An account from Varanasi, where bhang and thandai struggle to survive the onslaught of LSD and Coca-Cola.

Among the believers
An account from Varanasi, where bhang and thandai struggle to survive the onslaught of LSD and Coca-Cola. Copyright: Kristjan-Jaak Tammsaar

Not far from my hotel in the Assi locality of Varanasi was Pappu's chai shop – a trifling, box-shaped affair, among the hundreds of similar looking places on both sides of the bustling road which leads to Assi Ghat. During my five days' stay there in early March, I found myself spending more time at Pappu's shop than anywhere else. But – and this, I suspect, was because of the stories that I had heard, both real and apocryphal – when I first went there on the morning of my arrival in Varanasi, I had prepared myself for an anti-climax.

Even in a city with a legendary flair for milk and cannabis products in all their variants, the young Baldev Singh – who had a short stint in a lowly-position in the imperial army – didn't have to try very hard in 1948 to come up with a rather unique and unusual combo: a place which served dollops of bhang, alongside strong milk chai. The shop, now popularly referred to by his son's moniker, continues the tradition.

In his acclaimed, if somewhat controversial novel Kashi Ka Assi, Kashinath Singh captured the despair and nostalgia of Varanasi of the 1990s, from the vantage point of this shop. His work was a satire on the lethal trio of Mandalisation, Hindutvaisation and globalisation, and the havoc they unleashed on this city of Lord Shiva, where people prided themselves on their phakkarpan, or carefree life. The protagonists of his novel, most of whom were in the sunset of their lives, sat here every day without any sense of urgency. They sipped chai, gobbled a few golis (balls) of bhang, refuted history and mythology and hurled slang at one and all. The latter they did in the tradition of a true Banarasi – always with the finesse of a poet.

DATA LISTING:
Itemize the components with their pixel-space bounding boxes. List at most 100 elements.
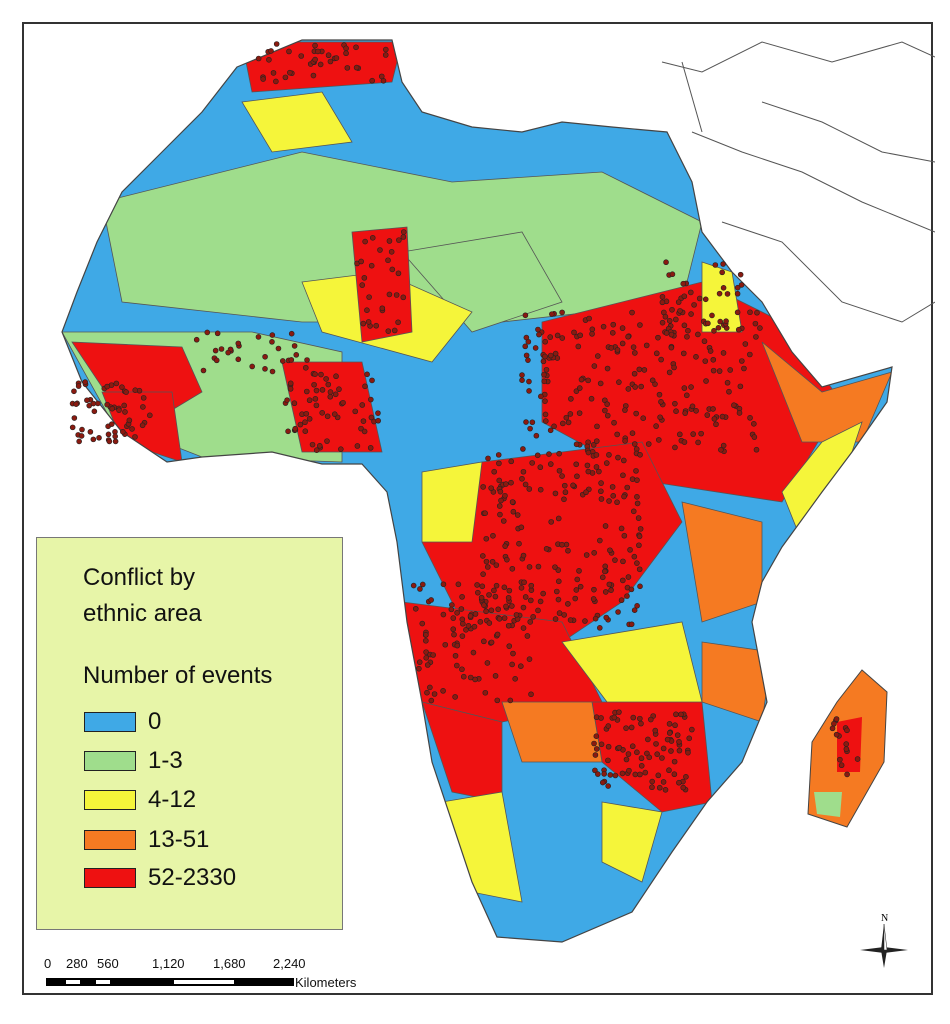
conflict-event-point xyxy=(485,455,491,462)
conflict-event-point xyxy=(577,583,584,590)
conflict-event-point xyxy=(309,441,316,448)
conflict-event-point xyxy=(640,415,647,421)
conflict-event-point xyxy=(475,589,481,596)
conflict-event-point xyxy=(578,376,585,383)
conflict-event-point xyxy=(324,413,331,420)
conflict-event-point xyxy=(607,772,614,778)
conflict-event-point xyxy=(302,419,308,426)
conflict-event-point xyxy=(268,48,274,54)
conflict-event-point xyxy=(316,442,323,449)
legend-swatch xyxy=(84,868,136,888)
conflict-event-point xyxy=(495,606,501,613)
conflict-event-point xyxy=(360,320,367,327)
conflict-event-point xyxy=(502,492,508,499)
conflict-event-point xyxy=(686,735,693,742)
conflict-event-point xyxy=(304,357,310,363)
conflict-event-point xyxy=(87,429,94,435)
conflict-event-point xyxy=(647,716,654,723)
conflict-event-point xyxy=(623,725,629,731)
conflict-event-point xyxy=(519,377,525,384)
conflict-event-point xyxy=(459,616,466,623)
conflict-event-point xyxy=(327,58,334,65)
conflict-event-point xyxy=(193,336,200,343)
conflict-event-point xyxy=(90,400,97,407)
conflict-event-point xyxy=(362,238,368,245)
conflict-event-point xyxy=(452,652,459,659)
conflict-event-point xyxy=(705,320,711,327)
legend-title-line2: ethnic area xyxy=(83,600,202,627)
conflict-event-point xyxy=(486,620,493,626)
conflict-event-point xyxy=(637,452,643,458)
conflict-event-point xyxy=(375,410,381,416)
conflict-event-point xyxy=(555,515,562,522)
legend-title-line1: Conflict by xyxy=(83,564,196,591)
conflict-event-point xyxy=(327,393,334,400)
conflict-event-point xyxy=(634,603,640,609)
conflict-event-point xyxy=(596,468,602,475)
conflict-event-point xyxy=(631,607,638,613)
conflict-event-point xyxy=(288,330,295,337)
conflict-event-point xyxy=(619,325,626,331)
legend-label: 1-3 xyxy=(148,747,183,774)
conflict-event-point xyxy=(658,399,664,405)
conflict-event-point xyxy=(622,438,628,444)
conflict-event-point xyxy=(676,779,682,786)
conflict-event-point xyxy=(537,598,544,605)
conflict-event-point xyxy=(602,407,608,414)
conflict-event-point xyxy=(423,632,429,638)
conflict-event-point xyxy=(586,315,592,322)
conflict-event-point xyxy=(843,746,850,752)
conflict-event-point xyxy=(620,457,627,464)
conflict-event-point xyxy=(484,564,491,570)
conflict-event-point xyxy=(364,371,370,378)
conflict-event-point xyxy=(713,421,719,428)
conflict-event-point xyxy=(641,367,648,373)
conflict-event-point xyxy=(709,312,715,319)
conflict-event-point xyxy=(571,329,577,336)
conflict-event-point xyxy=(688,384,694,390)
conflict-event-point xyxy=(747,351,753,358)
conflict-event-point xyxy=(497,511,503,518)
conflict-event-point xyxy=(472,611,479,617)
conflict-event-point xyxy=(455,581,462,588)
conflict-event-point xyxy=(327,389,334,395)
conflict-event-point xyxy=(561,612,567,618)
conflict-event-point xyxy=(482,510,488,516)
conflict-event-point xyxy=(576,568,582,574)
conflict-event-point xyxy=(522,481,529,488)
conflict-event-point xyxy=(494,631,501,638)
conflict-event-point xyxy=(340,399,346,406)
conflict-event-point xyxy=(129,426,135,432)
conflict-event-point xyxy=(459,666,465,673)
conflict-event-point xyxy=(656,437,662,443)
conflict-event-point xyxy=(313,387,320,394)
conflict-event-point xyxy=(526,564,533,570)
conflict-event-point xyxy=(683,774,689,780)
conflict-event-point xyxy=(598,741,605,748)
conflict-event-point xyxy=(573,441,580,448)
conflict-event-point xyxy=(417,586,423,592)
conflict-event-point xyxy=(478,594,485,601)
conflict-event-point xyxy=(585,377,591,384)
conflict-event-point xyxy=(419,620,426,627)
conflict-event-point xyxy=(615,609,621,615)
conflict-event-point xyxy=(400,229,407,235)
conflict-event-point xyxy=(653,423,659,429)
map-legend: Conflict by ethnic area Number of events… xyxy=(36,537,343,930)
conflict-event-point xyxy=(552,616,559,622)
conflict-event-point xyxy=(523,352,530,359)
conflict-event-point xyxy=(675,299,682,305)
conflict-event-point xyxy=(273,78,279,85)
conflict-event-point xyxy=(126,417,133,424)
conflict-event-point xyxy=(646,754,653,761)
conflict-event-point xyxy=(696,295,703,302)
conflict-event-point xyxy=(677,308,683,314)
conflict-event-point xyxy=(112,433,118,440)
conflict-event-point xyxy=(506,587,513,594)
conflict-event-point xyxy=(333,373,339,380)
conflict-event-point xyxy=(509,565,516,572)
conflict-event-point xyxy=(82,379,88,385)
conflict-event-point xyxy=(525,338,532,345)
conflict-event-point xyxy=(275,345,282,352)
legend-item-1: 1-3 xyxy=(84,747,183,775)
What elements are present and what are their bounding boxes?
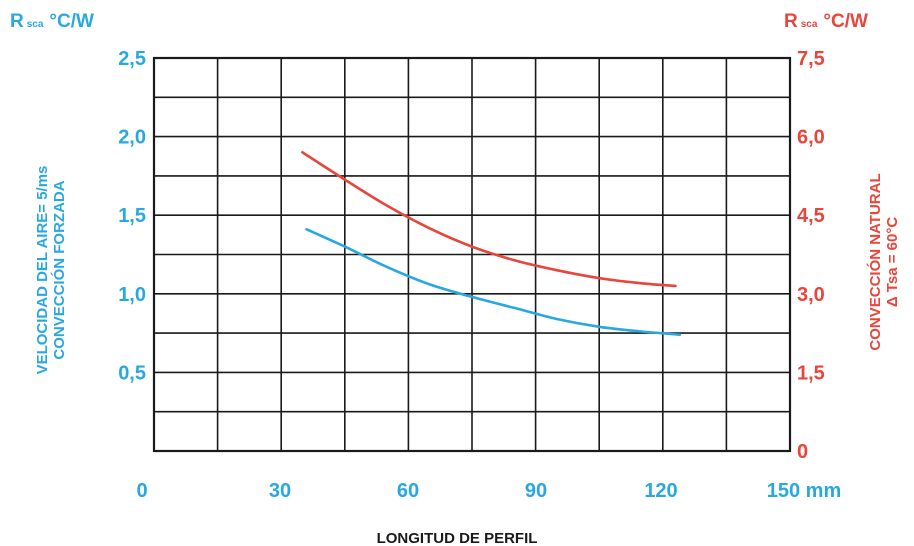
series-line-left	[305, 228, 682, 336]
left-axis-title: VELOCIDAD DEL AIRE= 5/ms CONVECCIÓN FORZ…	[34, 166, 68, 375]
x-axis-title: LONGITUD DE PERFIL	[377, 530, 538, 546]
left-axis-title-line1: VELOCIDAD DEL AIRE= 5/ms	[34, 166, 51, 375]
x-axis-ticks: 0 30 60 90 120 150 mm	[136, 480, 841, 502]
right-tick-label: 6,0	[797, 127, 825, 149]
left-axis-title-line2: CONVECCIÓN FORZADA	[50, 180, 68, 359]
right-tick-label: 7,5	[797, 48, 825, 70]
right-tick-label: 0	[797, 441, 808, 463]
left-tick-label: 2,0	[118, 127, 146, 149]
left-axis-ticks: 2,5 2,0 1,5 1,0 0,5	[118, 48, 146, 384]
x-tick-label: 60	[397, 480, 419, 502]
x-tick-label: 90	[525, 480, 547, 502]
x-tick-label: 0	[136, 480, 147, 502]
x-tick-label: 150 mm	[767, 480, 842, 502]
right-axis-ticks: 7,5 6,0 4,5 3,0 1,5 0	[797, 48, 825, 463]
right-axis-title-line1: CONVECCIÓN NATURAL	[866, 173, 884, 350]
chart-grid	[152, 56, 792, 453]
plot-border	[152, 56, 792, 453]
right-tick-label: 3,0	[797, 284, 825, 306]
series-line-right	[301, 151, 677, 288]
left-tick-label: 2,5	[118, 48, 146, 70]
chart-series	[301, 151, 682, 336]
right-axis-title-line2: Δ Tsa = 60°C	[884, 217, 901, 307]
right-tick-label: 1,5	[797, 362, 825, 384]
x-tick-label: 30	[269, 480, 291, 502]
left-tick-label: 1,5	[118, 205, 146, 227]
left-tick-label: 1,0	[118, 284, 146, 306]
right-axis-title: CONVECCIÓN NATURAL Δ Tsa = 60°C	[866, 173, 901, 350]
right-tick-label: 4,5	[797, 205, 825, 227]
left-tick-label: 0,5	[118, 362, 146, 384]
x-tick-label: 120	[644, 480, 677, 502]
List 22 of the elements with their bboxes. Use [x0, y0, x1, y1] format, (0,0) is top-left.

EXERCISE PROMPT: Return, word for word, the passage of the Varanasi account that begins with the words containing "Among the believers" and ends with "for an anti-climax.". Rely only on the Varanasi account, not the entries.

OUTPUT FOR THIS TASK:
Among the believers
An account from Varanasi, where bhang and thandai struggle to survive the onslaught of LSD and Coca-Cola. Copyright: Kristjan-Jaak Tammsaar

Not far from my hotel in the Assi locality of Varanasi was Pappu's chai shop – a trifling, box-shaped affair, among the hundreds of similar looking places on both sides of the bustling road which leads to Assi Ghat. During my five days' stay there in early March, I found myself spending more time at Pappu's shop than anywhere else. But – and this, I suspect, was because of the stories that I had heard, both real and apocryphal – when I first went there on the morning of my arrival in Varanasi, I had prepared myself for an anti-climax.